__Your goal__. Identify the lines that contain the string "Уход" and copy all of them.

>> START Available records

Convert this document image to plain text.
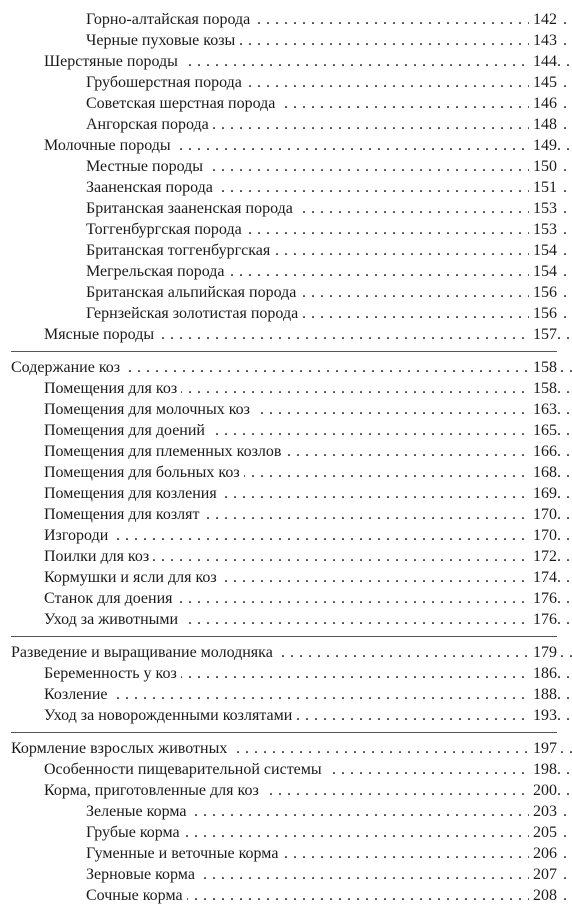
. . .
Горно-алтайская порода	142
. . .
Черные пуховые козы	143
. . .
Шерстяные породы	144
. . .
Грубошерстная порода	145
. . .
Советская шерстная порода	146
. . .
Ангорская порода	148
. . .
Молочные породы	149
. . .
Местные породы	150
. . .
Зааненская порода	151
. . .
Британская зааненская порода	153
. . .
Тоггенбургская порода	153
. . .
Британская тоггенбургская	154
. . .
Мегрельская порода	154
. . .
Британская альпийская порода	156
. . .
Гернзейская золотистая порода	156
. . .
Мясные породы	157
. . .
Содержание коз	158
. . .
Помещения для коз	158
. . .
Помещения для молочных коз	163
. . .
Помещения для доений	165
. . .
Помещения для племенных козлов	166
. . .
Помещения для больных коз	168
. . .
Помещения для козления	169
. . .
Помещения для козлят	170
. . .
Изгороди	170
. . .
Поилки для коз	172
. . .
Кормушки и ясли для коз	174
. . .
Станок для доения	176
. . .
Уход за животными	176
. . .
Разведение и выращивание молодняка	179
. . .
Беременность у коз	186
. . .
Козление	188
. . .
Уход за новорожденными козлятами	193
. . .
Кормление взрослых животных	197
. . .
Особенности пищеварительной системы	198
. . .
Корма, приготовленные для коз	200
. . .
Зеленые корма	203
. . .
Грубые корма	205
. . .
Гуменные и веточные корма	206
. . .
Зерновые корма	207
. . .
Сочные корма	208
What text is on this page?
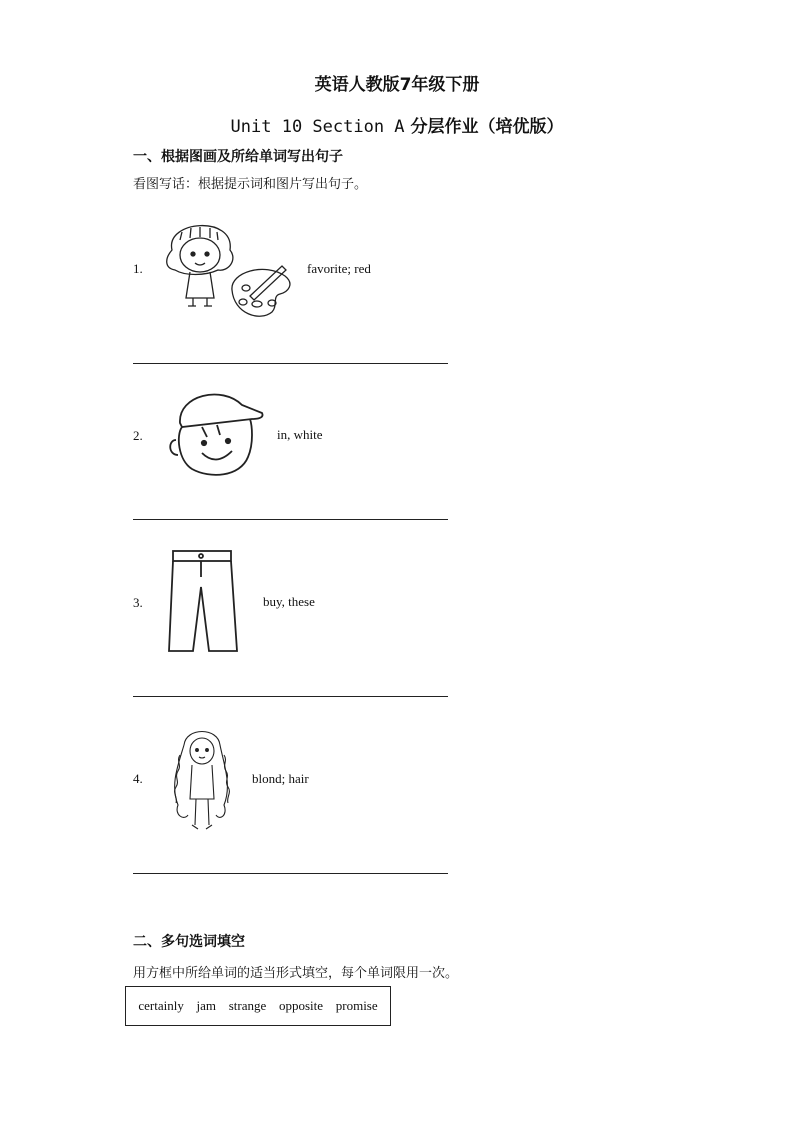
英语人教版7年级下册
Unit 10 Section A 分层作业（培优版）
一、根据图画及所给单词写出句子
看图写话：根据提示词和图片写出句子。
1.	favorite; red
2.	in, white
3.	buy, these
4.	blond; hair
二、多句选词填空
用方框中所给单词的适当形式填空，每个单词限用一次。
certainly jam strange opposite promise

>> END Available records

__The result__.
Уход за животными	176
Уход за новорожденными козлятами	193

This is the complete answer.